> _STATED EXERCISE_
Below is a block of records; reproduce all of them exactly and leave out any pictures.

Dataset entries:
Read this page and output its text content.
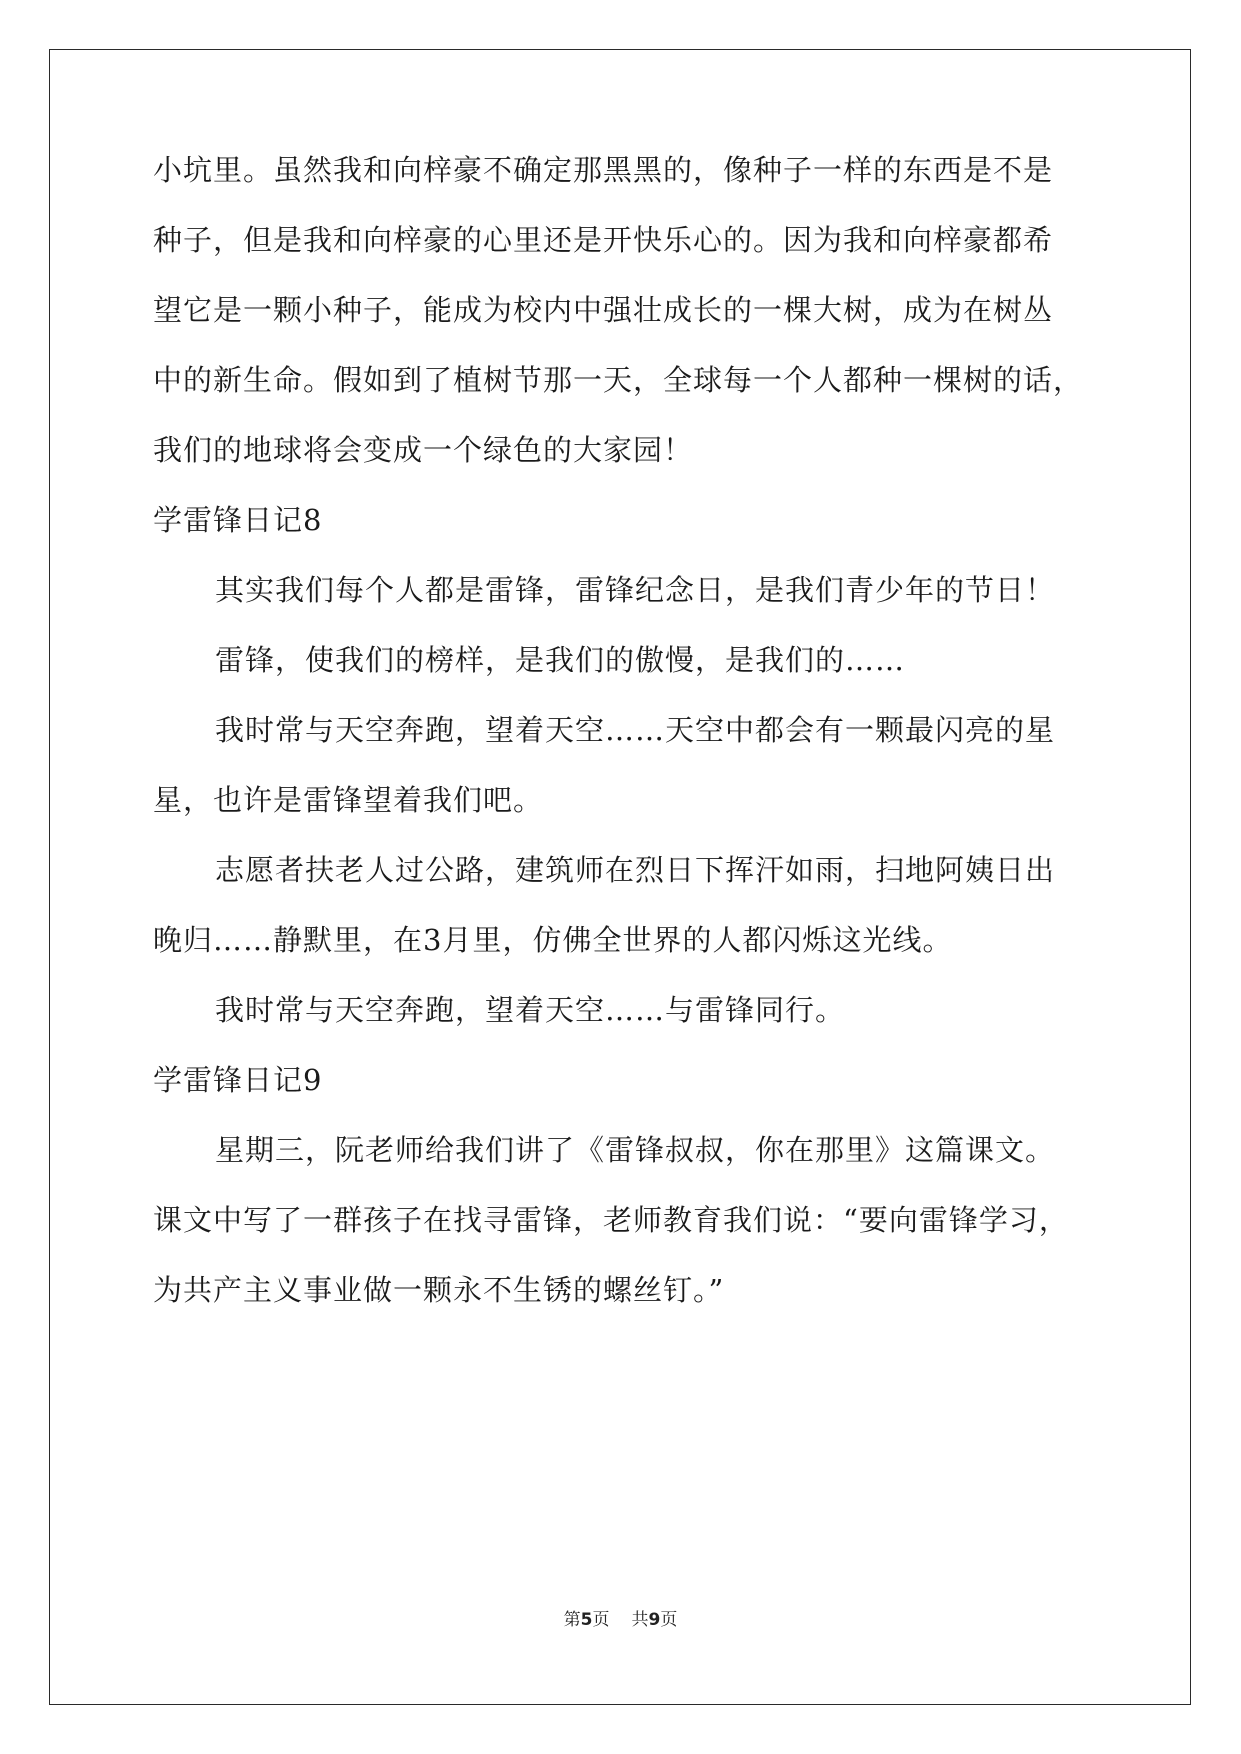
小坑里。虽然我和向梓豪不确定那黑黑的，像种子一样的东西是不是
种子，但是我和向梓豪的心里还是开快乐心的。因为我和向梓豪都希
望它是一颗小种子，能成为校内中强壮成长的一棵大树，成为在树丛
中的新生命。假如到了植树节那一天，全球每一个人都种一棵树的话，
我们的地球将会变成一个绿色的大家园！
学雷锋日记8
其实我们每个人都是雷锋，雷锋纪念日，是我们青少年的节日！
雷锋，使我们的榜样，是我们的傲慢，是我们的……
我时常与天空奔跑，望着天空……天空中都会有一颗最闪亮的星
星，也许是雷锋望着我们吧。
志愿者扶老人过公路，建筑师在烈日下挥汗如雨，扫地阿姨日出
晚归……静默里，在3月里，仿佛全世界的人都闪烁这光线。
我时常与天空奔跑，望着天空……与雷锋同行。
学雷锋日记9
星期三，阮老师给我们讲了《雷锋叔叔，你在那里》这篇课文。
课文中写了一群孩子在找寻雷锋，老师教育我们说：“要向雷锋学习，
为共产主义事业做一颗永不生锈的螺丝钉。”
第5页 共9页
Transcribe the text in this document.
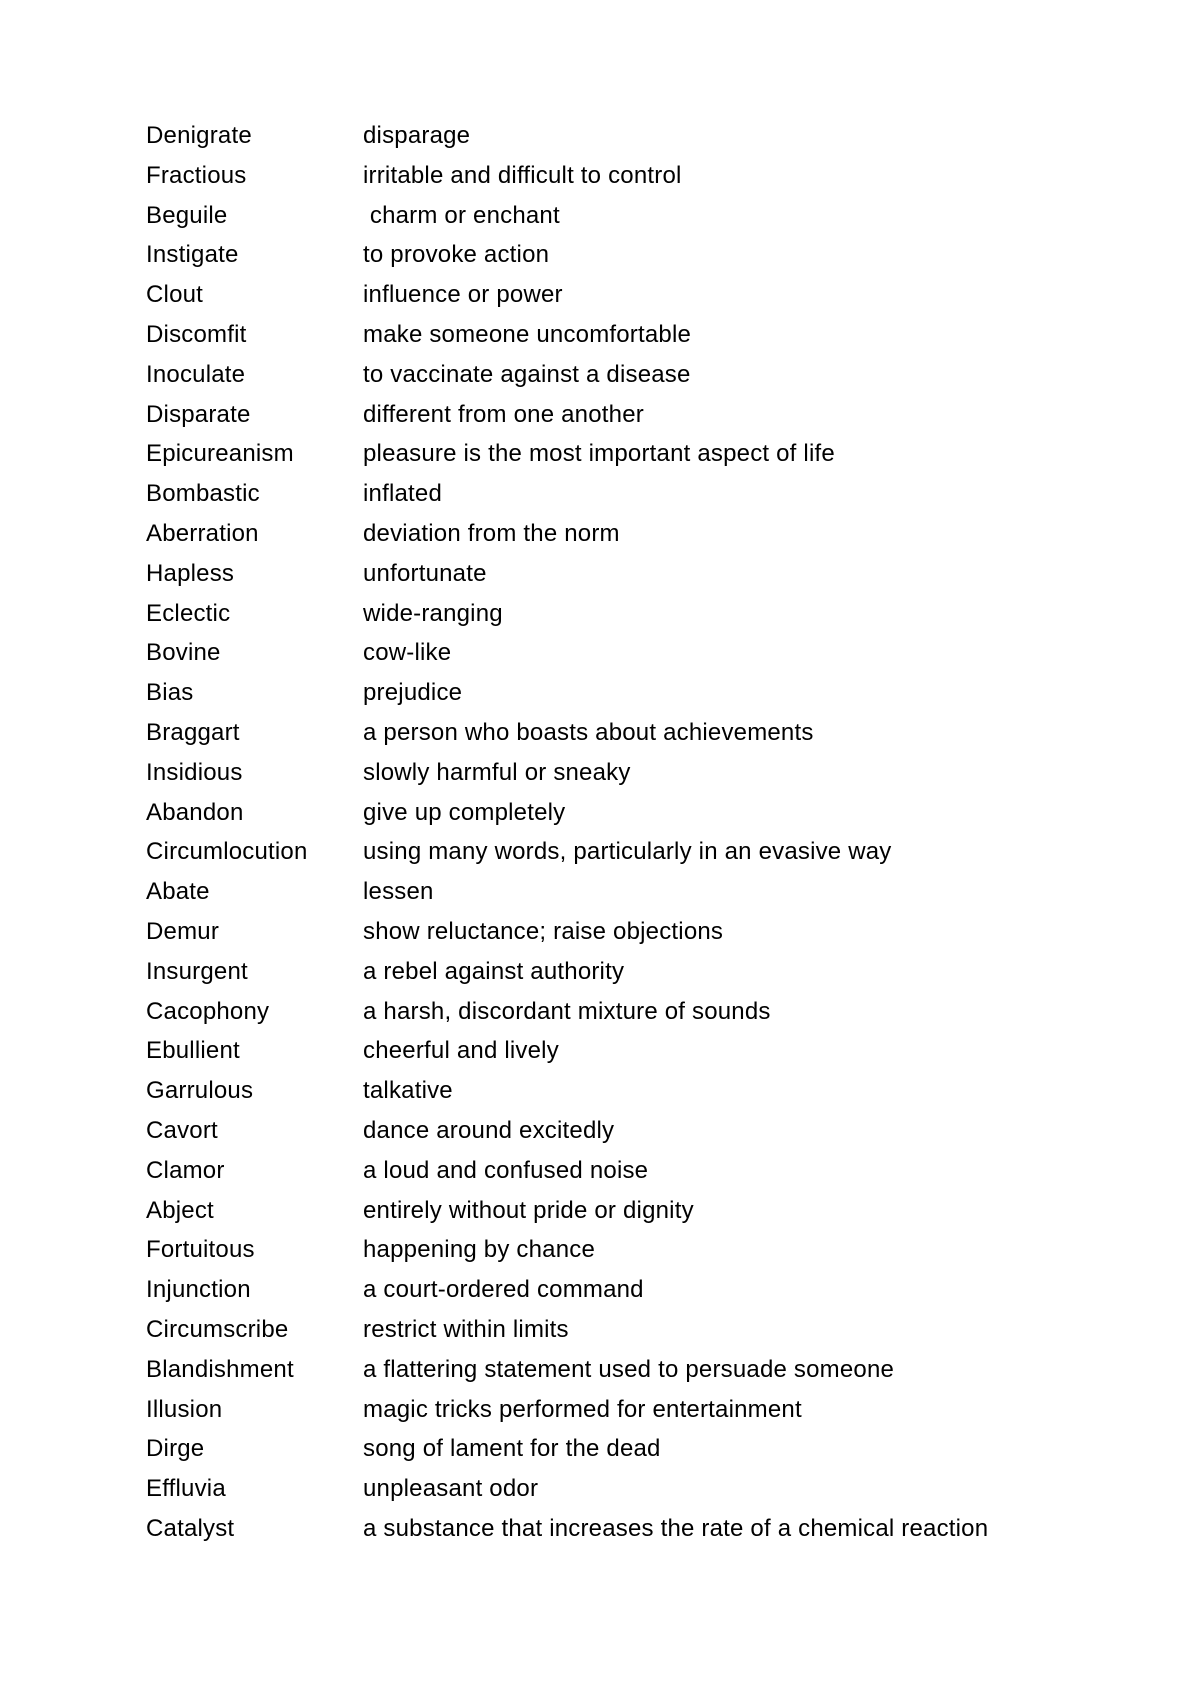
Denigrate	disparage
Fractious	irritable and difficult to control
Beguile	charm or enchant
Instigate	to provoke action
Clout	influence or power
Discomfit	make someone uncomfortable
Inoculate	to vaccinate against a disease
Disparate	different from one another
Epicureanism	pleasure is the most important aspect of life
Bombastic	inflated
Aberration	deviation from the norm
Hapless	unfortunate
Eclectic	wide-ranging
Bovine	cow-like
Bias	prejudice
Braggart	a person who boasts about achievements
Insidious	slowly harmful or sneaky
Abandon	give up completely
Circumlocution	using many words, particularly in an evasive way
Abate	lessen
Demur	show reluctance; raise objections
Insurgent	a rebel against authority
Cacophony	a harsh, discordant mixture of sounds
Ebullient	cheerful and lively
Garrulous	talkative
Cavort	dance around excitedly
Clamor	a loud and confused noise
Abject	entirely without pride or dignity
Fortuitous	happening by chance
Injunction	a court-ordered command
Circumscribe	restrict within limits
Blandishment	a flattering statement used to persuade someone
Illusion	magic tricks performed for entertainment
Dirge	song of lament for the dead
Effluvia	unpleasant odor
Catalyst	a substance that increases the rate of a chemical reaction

> _ANSWER TO THIS PROBLEM_
Read this page and output its text content.
小坑里。虽然我和向梓豪不确定那黑黑的，像种子一样的东西是不是
种子，但是我和向梓豪的心里还是开快乐心的。因为我和向梓豪都希
望它是一颗小种子，能成为校内中强壮成长的一棵大树，成为在树丛
中的新生命。假如到了植树节那一天，全球每一个人都种一棵树的话，
我们的地球将会变成一个绿色的大家园！
学雷锋日记8
其实我们每个人都是雷锋，雷锋纪念日，是我们青少年的节日！
雷锋，使我们的榜样，是我们的傲慢，是我们的……
我时常与天空奔跑，望着天空……天空中都会有一颗最闪亮的星
星，也许是雷锋望着我们吧。
志愿者扶老人过公路，建筑师在烈日下挥汗如雨，扫地阿姨日出
晚归……静默里，在3月里，仿佛全世界的人都闪烁这光线。
我时常与天空奔跑，望着天空……与雷锋同行。
学雷锋日记9
星期三，阮老师给我们讲了《雷锋叔叔，你在那里》这篇课文。
课文中写了一群孩子在找寻雷锋，老师教育我们说：“要向雷锋学习，
为共产主义事业做一颗永不生锈的螺丝钉。”
第5页 共9页
Transcribe the text in this document.
Denigrate	disparage
Fractious	irritable and difficult to control
Beguile	charm or enchant
Instigate	to provoke action
Clout	influence or power
Discomfit	make someone uncomfortable
Inoculate	to vaccinate against a disease
Disparate	different from one another
Epicureanism	pleasure is the most important aspect of life
Bombastic	inflated
Aberration	deviation from the norm
Hapless	unfortunate
Eclectic	wide-ranging
Bovine	cow-like
Bias	prejudice
Braggart	a person who boasts about achievements
Insidious	slowly harmful or sneaky
Abandon	give up completely
Circumlocution	using many words, particularly in an evasive way
Abate	lessen
Demur	show reluctance; raise objections
Insurgent	a rebel against authority
Cacophony	a harsh, discordant mixture of sounds
Ebullient	cheerful and lively
Garrulous	talkative
Cavort	dance around excitedly
Clamor	a loud and confused noise
Abject	entirely without pride or dignity
Fortuitous	happening by chance
Injunction	a court-ordered command
Circumscribe	restrict within limits
Blandishment	a flattering statement used to persuade someone
Illusion	magic tricks performed for entertainment
Dirge	song of lament for the dead
Effluvia	unpleasant odor
Catalyst	a substance that increases the rate of a chemical reaction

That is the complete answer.